# Provided records start

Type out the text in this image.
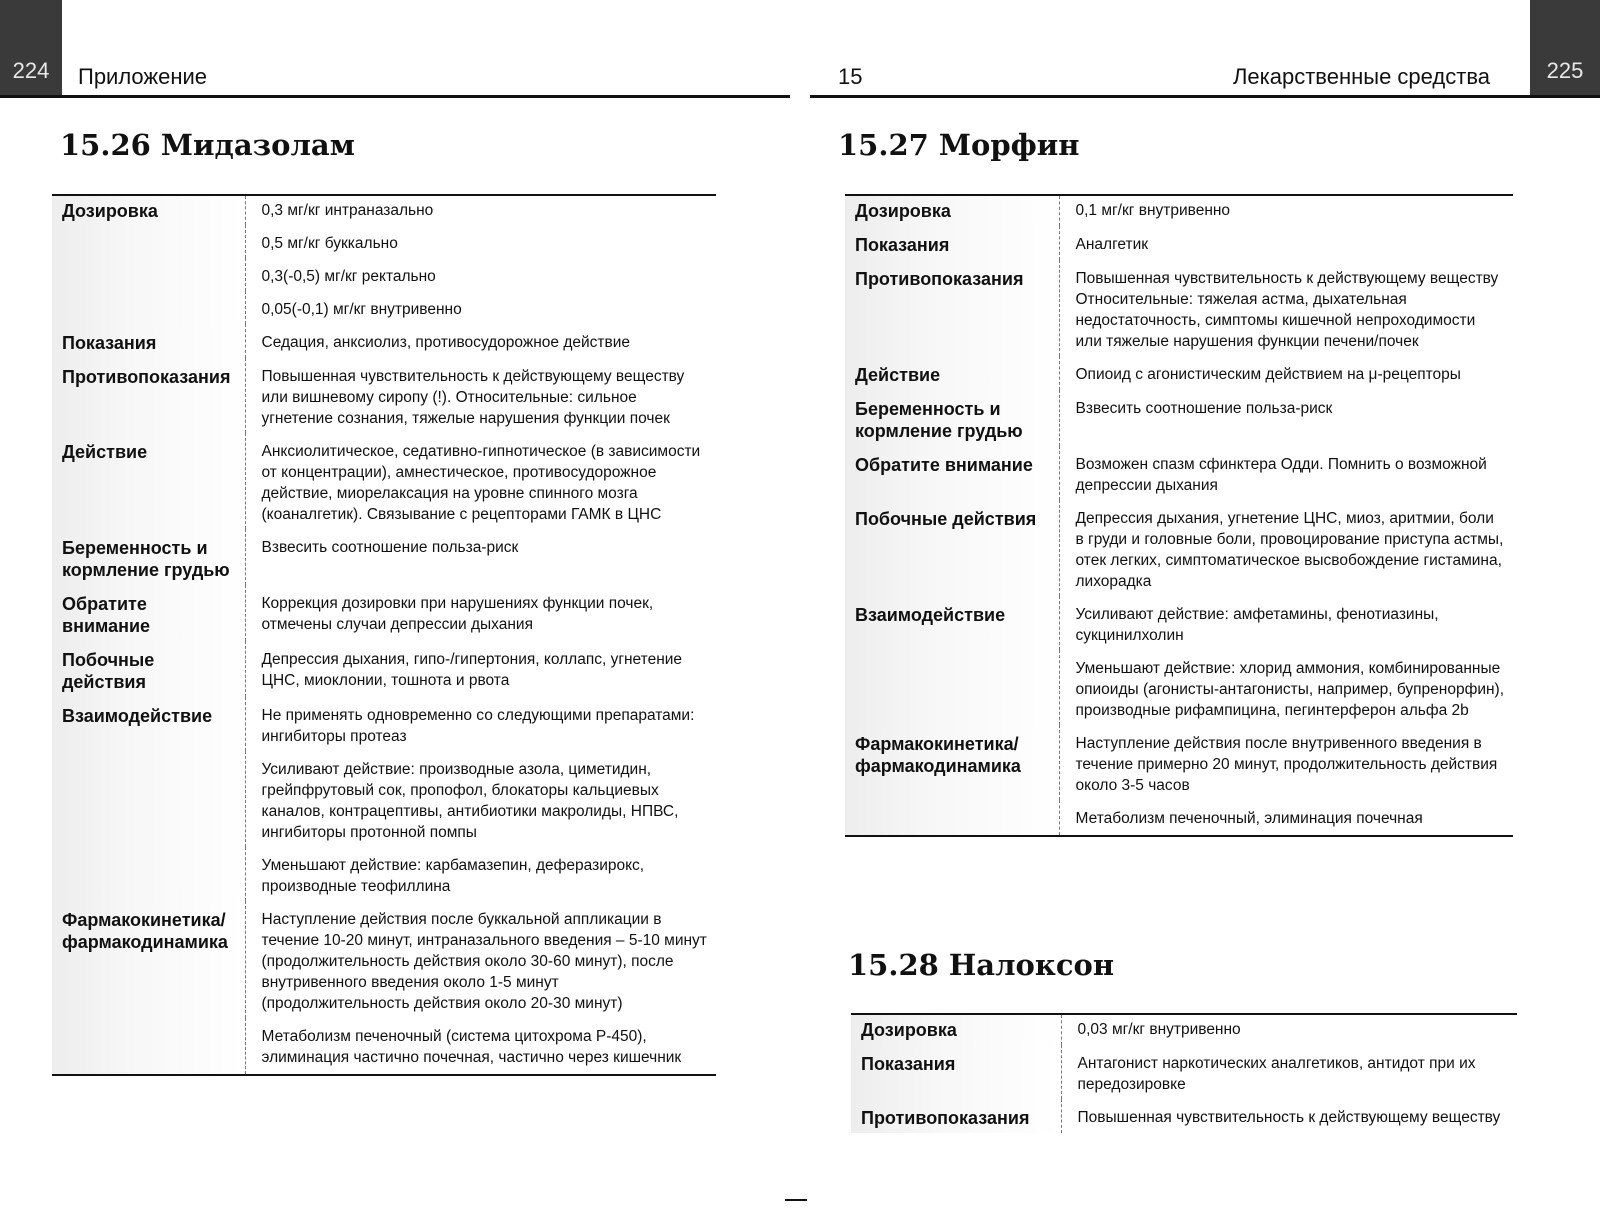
224	Приложение	15	Лекарственные средства	225
15.26 Мидазолам
Дозировка	0,3 мг/кг интраназально
	0,5 мг/кг буккально
	0,3(-0,5) мг/кг ректально
	0,05(-0,1) мг/кг внутривенно
Показания	Седация, анксиолиз, противосудорожное действие
Противопоказания	Повышенная чувствительность к действующему веществу или вишневому сиропу (!). Относительные: сильное угнетение сознания, тяжелые нарушения функции почек
Действие	Анксиолитическое, седативно-гипнотическое (в зависимости от концентрации), амнестическое, противосудорожное действие, миорелаксация на уровне спинного мозга (коаналгетик). Связывание с рецепторами ГАМК в ЦНС
Беременность и кормление грудью	Взвесить соотношение польза-риск
Обратите внимание	Коррекция дозировки при нарушениях функции почек, отмечены случаи депрессии дыхания
Побочные действия	Депрессия дыхания, гипо-/гипертония, коллапс, угнетение ЦНС, миоклонии, тошнота и рвота
Взаимодействие	Не применять одновременно со следующими препаратами: ингибиторы протеаз
	Усиливают действие: производные азола, циметидин, грейпфрутовый сок, пропофол, блокаторы кальциевых каналов, контрацептивы, антибиотики макролиды, НПВС, ингибиторы протонной помпы
	Уменьшают действие: карбамазепин, деферазирокс, производные теофиллина
Фармакокинетика/ фармакодинамика	Наступление действия после буккальной аппликации в течение 10-20 минут, интраназального введения – 5-10 минут (продолжительность действия около 30-60 минут), после внутривенного введения около 1-5 минут (продолжительность действия около 20-30 минут)
	Метаболизм печеночный (система цитохрома Р-450), элиминация частично почечная, частично через кишечник
15.27 Морфин
Дозировка	0,1 мг/кг внутривенно
Показания	Аналгетик
Противопоказания	Повышенная чувствительность к действующему веществу Относительные: тяжелая астма, дыхательная недостаточность, симптомы кишечной непроходимости или тяжелые нарушения функции печени/почек
Действие	Опиоид с агонистическим действием на μ-рецепторы
Беременность и кормление грудью	Взвесить соотношение польза-риск
Обратите внимание	Возможен спазм сфинктера Одди. Помнить о возможной депрессии дыхания
Побочные действия	Депрессия дыхания, угнетение ЦНС, миоз, аритмии, боли в груди и головные боли, провоцирование приступа астмы, отек легких, симптоматическое высвобождение гистамина, лихорадка
Взаимодействие	Усиливают действие: амфетамины, фенотиазины, сукцинилхолин
	Уменьшают действие: хлорид аммония, комбинированные опиоиды (агонисты-антагонисты, например, бупренорфин), производные рифампицина, пегинтерферон альфа 2b
Фармакокинетика/ фармакодинамика	Наступление действия после внутривенного введения в течение примерно 20 минут, продолжительность действия около 3-5 часов
	Метаболизм печеночный, элиминация почечная
15.28 Налоксон
Дозировка	0,03 мг/кг внутривенно
Показания	Антагонист наркотических аналгетиков, антидот при их передозировке
Противопоказания	Повышенная чувствительность к действующему веществу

# Provided records end

● **Directions**: Look through the entries above; copy every line holding the string "введения".

● **The solution**:
Фармакокинетика/ фармакодинамика	Наступление действия после буккальной аппликации в течение 10-20 минут, интраназального введения – 5-10 минут (продолжительность действия около 30-60 минут), после внутривенного введения около 1-5 минут (продолжительность действия около 20-30 минут)
Фармакокинетика/ фармакодинамика	Наступление действия после внутривенного введения в течение примерно 20 минут, продолжительность действия около 3-5 часов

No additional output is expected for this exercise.